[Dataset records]
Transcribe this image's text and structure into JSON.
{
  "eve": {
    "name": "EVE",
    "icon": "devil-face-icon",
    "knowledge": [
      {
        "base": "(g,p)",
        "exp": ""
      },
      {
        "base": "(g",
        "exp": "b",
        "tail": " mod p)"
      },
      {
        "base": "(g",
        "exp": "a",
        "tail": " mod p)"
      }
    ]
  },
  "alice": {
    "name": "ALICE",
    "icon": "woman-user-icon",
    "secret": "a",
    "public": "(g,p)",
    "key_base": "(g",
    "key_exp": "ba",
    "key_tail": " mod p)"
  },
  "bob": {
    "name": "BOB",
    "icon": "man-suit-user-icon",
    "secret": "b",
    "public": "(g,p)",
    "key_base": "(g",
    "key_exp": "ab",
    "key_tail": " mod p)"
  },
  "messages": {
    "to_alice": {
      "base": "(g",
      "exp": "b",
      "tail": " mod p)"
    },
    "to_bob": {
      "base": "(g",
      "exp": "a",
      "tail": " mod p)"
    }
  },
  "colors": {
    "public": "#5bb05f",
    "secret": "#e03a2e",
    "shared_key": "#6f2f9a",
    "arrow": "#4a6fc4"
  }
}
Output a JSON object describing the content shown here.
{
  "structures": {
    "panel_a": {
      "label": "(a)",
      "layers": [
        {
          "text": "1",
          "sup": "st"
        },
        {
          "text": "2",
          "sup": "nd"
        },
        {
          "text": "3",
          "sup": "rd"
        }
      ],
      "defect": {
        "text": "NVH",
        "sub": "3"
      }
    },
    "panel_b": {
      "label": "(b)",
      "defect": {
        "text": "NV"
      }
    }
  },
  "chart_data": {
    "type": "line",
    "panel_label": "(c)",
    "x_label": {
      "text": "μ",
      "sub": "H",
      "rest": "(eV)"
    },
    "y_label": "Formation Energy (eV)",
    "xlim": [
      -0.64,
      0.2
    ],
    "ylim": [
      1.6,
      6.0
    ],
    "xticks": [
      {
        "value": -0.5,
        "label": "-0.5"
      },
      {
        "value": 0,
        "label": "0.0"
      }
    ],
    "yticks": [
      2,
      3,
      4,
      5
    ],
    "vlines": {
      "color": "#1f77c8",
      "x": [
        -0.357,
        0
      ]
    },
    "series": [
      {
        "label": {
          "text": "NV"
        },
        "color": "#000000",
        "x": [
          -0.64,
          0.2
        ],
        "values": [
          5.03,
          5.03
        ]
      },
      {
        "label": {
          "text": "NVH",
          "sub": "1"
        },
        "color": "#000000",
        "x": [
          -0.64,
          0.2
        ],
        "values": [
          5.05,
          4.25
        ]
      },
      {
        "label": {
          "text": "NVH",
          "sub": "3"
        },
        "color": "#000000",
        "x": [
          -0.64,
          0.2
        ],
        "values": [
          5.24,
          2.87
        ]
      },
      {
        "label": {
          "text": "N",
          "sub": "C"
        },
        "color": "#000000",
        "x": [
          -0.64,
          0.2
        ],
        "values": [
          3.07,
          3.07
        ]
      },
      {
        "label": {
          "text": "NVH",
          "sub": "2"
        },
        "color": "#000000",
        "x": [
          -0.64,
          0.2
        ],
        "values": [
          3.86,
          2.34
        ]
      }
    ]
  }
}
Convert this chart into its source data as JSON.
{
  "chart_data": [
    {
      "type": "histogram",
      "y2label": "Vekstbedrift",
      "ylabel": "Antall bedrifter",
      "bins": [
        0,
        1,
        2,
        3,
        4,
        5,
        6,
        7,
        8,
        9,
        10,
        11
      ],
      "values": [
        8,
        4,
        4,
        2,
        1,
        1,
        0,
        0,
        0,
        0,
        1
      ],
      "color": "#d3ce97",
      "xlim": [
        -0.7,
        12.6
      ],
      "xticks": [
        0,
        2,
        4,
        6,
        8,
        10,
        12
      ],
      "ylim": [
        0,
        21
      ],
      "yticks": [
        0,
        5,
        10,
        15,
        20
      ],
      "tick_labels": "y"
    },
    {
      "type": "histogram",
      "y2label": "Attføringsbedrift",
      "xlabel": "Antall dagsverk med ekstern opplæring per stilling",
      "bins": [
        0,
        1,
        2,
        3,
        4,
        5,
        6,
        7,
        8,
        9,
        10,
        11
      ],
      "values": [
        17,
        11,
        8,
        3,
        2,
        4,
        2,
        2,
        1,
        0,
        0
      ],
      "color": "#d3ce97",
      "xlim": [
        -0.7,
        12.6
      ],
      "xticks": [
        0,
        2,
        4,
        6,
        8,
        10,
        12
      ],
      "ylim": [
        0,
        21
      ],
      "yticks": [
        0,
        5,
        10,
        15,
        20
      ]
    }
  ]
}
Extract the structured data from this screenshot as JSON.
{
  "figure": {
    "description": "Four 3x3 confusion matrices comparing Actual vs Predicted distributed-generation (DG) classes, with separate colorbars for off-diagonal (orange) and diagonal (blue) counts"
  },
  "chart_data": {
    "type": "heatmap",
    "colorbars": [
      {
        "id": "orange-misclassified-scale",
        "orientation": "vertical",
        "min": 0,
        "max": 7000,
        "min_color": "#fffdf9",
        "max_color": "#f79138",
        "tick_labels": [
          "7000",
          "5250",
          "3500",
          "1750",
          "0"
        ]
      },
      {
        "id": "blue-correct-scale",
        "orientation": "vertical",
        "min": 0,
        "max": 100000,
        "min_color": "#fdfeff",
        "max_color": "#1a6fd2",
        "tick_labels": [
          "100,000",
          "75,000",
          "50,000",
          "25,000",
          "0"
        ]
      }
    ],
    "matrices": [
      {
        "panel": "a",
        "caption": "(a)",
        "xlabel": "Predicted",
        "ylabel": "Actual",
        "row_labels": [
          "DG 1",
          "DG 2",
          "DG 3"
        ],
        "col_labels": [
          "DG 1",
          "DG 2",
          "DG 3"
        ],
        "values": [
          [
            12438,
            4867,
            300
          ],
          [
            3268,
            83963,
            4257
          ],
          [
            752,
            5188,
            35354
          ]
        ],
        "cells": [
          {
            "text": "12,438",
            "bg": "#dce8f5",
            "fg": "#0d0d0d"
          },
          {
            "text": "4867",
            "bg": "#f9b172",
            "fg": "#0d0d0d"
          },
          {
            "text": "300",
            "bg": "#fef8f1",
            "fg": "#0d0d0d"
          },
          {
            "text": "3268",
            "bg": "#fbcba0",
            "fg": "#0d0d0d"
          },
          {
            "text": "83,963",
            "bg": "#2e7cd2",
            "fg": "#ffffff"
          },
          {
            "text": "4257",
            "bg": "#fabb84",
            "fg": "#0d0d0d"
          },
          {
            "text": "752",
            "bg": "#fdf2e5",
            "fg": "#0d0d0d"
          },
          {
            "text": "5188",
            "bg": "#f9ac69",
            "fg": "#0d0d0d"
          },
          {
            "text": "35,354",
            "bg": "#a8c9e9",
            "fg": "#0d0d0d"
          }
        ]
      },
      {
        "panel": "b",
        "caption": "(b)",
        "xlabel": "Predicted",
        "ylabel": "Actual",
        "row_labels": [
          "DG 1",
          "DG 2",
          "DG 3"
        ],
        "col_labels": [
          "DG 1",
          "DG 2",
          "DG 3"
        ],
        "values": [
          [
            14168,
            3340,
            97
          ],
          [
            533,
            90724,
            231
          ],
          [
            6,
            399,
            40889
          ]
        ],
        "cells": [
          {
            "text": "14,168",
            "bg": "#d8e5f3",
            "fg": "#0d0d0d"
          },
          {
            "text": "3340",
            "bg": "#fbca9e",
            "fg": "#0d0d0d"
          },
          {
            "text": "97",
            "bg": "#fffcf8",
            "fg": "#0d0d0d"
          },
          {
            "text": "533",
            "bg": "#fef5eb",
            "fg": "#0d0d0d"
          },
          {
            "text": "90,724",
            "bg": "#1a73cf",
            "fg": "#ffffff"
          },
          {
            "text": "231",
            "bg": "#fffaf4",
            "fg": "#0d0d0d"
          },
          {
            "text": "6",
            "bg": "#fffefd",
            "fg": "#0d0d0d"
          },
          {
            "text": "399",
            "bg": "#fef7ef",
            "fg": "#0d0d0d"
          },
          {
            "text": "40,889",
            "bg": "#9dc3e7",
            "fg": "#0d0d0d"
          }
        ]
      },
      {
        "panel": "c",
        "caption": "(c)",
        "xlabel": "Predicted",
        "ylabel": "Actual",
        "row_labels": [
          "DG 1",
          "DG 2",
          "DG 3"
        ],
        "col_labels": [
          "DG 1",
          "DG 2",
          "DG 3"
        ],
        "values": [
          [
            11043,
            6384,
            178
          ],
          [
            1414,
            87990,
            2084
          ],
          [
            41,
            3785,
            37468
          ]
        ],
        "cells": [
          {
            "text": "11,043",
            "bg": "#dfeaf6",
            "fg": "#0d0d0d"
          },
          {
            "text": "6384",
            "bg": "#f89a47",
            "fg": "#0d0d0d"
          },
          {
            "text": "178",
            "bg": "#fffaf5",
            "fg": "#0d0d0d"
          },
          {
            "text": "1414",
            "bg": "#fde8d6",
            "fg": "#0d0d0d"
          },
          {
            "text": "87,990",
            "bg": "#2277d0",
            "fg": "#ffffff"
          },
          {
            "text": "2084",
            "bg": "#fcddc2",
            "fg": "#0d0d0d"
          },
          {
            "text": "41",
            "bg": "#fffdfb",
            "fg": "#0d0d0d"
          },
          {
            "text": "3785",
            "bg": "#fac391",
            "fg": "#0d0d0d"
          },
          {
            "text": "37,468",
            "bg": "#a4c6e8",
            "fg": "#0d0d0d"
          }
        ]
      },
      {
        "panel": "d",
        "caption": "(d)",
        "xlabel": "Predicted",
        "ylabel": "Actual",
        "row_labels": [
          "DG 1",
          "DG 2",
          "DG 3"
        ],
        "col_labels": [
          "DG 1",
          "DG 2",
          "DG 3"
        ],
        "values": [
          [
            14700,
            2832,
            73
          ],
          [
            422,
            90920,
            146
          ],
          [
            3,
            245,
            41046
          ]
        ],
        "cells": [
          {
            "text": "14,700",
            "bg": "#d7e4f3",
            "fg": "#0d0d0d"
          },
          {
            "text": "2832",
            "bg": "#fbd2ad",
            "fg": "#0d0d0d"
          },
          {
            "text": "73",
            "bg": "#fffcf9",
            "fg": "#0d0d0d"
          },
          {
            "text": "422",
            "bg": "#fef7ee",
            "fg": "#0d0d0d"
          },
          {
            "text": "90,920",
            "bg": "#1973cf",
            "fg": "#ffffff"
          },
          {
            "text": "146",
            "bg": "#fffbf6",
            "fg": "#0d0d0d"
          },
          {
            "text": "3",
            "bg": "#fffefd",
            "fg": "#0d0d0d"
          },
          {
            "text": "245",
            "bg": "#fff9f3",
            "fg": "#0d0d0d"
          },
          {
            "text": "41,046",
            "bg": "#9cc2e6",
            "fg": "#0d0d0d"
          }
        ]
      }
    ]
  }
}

» AIM OF THE EXERCISE
Count how many lines above include the word "matrices" and answer with that figure only.

» SOLUTION TO THE EXERCISE
2